* OBJECTIVE
Take each line containing the word "example" and copy it.

* ENTRIES
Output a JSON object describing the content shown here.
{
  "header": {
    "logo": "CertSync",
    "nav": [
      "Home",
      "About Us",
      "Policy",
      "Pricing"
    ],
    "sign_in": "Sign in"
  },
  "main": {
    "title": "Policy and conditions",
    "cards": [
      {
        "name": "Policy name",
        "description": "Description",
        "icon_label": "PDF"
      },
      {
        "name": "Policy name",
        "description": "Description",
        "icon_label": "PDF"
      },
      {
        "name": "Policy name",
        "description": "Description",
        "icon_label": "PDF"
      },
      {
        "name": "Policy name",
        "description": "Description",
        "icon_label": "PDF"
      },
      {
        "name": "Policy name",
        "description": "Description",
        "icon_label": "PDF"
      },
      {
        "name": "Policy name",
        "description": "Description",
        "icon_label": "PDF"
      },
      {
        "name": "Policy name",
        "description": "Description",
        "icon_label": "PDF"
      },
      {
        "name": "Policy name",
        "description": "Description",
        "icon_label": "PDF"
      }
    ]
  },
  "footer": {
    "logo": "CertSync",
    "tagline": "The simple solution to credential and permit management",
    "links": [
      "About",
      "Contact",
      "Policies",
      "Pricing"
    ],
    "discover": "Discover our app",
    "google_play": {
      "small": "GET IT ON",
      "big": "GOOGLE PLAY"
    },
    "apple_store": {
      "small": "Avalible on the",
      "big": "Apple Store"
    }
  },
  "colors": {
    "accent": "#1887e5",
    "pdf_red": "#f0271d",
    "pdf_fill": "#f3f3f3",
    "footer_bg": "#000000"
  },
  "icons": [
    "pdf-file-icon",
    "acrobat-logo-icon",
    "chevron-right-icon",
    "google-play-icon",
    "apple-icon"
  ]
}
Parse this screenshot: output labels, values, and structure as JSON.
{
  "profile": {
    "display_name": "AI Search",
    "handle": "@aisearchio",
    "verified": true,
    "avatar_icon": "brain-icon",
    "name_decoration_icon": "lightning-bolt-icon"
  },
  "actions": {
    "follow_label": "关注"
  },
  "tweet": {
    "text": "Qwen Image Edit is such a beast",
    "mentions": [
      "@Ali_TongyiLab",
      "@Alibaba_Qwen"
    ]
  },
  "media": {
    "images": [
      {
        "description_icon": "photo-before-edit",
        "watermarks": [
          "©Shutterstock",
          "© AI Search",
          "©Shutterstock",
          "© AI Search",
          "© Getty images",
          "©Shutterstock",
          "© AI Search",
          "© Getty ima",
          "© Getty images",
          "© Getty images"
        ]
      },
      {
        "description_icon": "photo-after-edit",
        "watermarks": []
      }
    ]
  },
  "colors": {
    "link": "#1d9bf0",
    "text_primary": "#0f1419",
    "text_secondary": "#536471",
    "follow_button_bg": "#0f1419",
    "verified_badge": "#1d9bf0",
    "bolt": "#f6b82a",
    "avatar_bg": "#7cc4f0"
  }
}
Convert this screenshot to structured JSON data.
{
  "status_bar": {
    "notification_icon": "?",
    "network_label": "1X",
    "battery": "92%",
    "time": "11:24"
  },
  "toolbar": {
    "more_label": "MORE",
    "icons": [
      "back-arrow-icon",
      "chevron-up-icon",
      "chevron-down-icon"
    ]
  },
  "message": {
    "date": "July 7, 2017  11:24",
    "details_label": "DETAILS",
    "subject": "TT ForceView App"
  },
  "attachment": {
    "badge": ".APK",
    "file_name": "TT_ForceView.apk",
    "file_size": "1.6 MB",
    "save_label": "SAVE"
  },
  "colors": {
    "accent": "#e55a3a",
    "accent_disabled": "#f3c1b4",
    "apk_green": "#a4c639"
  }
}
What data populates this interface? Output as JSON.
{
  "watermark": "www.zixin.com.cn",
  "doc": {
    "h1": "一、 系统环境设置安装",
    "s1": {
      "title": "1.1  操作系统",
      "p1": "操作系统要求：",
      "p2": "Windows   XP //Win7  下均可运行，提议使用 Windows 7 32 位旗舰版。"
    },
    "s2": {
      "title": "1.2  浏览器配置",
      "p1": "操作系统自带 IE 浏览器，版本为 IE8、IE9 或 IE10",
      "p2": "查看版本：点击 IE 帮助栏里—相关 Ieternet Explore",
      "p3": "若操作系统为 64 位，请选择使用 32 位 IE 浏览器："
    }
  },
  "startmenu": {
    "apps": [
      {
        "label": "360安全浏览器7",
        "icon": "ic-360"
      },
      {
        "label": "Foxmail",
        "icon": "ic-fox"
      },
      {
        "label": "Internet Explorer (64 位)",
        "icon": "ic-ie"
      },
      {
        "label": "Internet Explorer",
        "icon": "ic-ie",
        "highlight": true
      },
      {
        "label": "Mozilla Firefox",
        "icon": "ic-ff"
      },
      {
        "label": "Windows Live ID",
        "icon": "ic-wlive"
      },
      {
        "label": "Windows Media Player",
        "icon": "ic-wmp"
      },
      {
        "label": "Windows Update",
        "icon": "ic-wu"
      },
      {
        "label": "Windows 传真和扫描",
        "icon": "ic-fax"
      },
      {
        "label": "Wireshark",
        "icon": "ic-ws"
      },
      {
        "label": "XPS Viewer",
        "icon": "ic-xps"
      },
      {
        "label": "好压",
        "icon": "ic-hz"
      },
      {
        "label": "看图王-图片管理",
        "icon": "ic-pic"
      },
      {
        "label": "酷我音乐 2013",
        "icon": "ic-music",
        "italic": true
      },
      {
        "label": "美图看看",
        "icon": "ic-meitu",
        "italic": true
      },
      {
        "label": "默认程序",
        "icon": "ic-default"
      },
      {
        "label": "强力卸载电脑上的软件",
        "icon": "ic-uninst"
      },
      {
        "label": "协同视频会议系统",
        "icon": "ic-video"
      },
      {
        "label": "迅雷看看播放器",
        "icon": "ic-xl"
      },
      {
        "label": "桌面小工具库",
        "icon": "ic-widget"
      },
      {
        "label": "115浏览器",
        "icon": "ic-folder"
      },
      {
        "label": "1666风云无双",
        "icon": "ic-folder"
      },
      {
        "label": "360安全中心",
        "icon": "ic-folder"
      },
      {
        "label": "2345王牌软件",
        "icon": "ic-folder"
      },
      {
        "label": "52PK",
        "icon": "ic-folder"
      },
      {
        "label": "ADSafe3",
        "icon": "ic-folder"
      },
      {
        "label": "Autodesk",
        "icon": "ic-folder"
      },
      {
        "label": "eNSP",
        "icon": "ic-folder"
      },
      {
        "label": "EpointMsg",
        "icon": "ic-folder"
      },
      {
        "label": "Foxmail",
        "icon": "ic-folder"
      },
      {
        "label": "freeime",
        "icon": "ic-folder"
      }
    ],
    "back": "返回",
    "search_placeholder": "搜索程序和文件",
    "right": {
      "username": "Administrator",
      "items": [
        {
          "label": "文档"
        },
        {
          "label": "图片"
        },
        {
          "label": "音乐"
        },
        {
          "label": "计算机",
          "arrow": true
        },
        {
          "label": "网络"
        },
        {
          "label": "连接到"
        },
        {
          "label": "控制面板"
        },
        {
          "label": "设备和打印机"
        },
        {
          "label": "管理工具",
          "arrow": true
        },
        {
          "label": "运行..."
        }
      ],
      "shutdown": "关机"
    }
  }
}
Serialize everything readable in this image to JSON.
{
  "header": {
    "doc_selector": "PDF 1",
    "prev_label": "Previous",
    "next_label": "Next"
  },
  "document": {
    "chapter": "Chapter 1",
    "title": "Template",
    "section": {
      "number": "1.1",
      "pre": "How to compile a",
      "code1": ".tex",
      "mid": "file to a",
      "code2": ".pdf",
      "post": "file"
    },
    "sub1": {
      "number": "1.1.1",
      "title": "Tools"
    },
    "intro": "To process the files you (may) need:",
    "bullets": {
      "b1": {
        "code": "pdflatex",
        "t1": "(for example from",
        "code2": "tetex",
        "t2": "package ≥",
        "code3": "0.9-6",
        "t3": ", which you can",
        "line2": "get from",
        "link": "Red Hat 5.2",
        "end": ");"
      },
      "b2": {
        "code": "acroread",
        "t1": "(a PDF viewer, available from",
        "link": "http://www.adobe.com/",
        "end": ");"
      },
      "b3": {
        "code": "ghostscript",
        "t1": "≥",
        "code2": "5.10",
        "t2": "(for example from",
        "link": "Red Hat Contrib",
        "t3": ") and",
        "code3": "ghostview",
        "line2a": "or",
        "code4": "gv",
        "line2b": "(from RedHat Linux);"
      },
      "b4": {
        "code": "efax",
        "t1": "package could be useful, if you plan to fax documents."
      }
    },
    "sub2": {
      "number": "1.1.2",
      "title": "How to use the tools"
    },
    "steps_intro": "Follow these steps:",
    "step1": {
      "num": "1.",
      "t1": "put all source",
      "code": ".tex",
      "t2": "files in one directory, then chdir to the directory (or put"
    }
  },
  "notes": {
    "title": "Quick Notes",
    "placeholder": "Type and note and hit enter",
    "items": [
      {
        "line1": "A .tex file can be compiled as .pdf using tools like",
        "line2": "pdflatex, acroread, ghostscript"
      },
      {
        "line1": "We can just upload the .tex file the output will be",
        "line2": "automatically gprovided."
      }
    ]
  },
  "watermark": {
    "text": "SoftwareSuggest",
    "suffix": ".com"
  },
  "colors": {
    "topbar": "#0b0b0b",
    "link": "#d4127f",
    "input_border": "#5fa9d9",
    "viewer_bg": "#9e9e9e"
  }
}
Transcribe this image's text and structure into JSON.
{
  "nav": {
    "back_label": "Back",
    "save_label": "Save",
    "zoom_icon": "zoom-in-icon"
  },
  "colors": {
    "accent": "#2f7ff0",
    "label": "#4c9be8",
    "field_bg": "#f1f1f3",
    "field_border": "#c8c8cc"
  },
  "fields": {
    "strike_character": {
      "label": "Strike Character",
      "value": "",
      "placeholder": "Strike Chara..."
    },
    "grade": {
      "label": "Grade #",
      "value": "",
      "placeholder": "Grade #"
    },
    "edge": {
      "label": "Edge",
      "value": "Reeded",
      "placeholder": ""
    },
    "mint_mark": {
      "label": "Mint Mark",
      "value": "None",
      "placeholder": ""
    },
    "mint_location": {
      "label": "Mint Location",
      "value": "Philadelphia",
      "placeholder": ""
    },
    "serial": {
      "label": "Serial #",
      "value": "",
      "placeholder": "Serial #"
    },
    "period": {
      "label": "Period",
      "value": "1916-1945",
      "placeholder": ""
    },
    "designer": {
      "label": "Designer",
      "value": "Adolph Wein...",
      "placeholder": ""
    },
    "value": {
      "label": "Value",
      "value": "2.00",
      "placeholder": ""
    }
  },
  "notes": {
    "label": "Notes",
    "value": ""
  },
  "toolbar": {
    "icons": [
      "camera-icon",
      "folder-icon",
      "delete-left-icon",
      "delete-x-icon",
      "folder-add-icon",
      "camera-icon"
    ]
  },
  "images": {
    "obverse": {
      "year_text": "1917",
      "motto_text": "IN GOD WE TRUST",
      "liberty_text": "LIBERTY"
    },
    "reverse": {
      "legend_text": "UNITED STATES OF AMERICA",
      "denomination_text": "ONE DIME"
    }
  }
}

* RESULT FOR THIS EXERCISE
        "t1": "(for example from",
        "t2": "(for example from",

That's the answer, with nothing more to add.